(Annotated element listings)
# # # # # # #
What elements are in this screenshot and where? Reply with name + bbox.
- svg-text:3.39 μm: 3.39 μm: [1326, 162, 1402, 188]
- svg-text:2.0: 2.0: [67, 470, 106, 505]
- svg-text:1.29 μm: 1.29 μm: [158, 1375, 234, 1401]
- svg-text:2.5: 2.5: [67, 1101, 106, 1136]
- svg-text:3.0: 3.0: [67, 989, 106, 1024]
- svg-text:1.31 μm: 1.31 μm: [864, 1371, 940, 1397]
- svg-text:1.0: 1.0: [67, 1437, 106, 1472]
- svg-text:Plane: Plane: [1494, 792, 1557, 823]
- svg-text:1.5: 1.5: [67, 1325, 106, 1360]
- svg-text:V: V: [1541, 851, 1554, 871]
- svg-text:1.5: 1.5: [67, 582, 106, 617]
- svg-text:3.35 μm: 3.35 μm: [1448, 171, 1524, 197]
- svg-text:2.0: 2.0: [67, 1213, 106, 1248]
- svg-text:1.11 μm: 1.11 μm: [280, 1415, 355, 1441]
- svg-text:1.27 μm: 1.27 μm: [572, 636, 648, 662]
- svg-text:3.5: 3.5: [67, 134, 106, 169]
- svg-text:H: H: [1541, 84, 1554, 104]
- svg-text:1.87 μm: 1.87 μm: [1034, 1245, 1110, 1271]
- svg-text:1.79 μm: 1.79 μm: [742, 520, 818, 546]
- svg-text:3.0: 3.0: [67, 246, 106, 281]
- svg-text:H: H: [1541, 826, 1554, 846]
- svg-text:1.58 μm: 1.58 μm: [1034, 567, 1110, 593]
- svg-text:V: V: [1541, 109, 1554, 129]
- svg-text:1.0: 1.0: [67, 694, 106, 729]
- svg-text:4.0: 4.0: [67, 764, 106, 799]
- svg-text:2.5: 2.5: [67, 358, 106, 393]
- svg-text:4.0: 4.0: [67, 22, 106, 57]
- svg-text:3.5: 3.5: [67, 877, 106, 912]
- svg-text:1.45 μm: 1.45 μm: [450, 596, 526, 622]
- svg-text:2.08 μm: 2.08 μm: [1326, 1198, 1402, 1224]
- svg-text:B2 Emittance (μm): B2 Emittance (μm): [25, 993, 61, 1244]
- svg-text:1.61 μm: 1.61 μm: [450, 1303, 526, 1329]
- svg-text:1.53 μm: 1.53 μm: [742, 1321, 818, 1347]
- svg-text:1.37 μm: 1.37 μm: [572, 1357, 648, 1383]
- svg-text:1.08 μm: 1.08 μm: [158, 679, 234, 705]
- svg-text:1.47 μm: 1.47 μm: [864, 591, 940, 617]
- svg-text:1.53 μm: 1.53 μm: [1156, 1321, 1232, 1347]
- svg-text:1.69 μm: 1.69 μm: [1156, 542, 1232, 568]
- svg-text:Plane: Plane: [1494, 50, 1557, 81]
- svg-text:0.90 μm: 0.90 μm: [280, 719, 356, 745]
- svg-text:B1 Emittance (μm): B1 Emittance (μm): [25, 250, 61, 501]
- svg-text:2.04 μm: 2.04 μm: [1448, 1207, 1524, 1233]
# # # # # # #
GIVEN TASK → Pick out each line in the rows above that contains the string "Plane", and copy those lines in full.

REPLY →
- svg-text:Plane: Plane: [1494, 792, 1557, 823]
- svg-text:Plane: Plane: [1494, 50, 1557, 81]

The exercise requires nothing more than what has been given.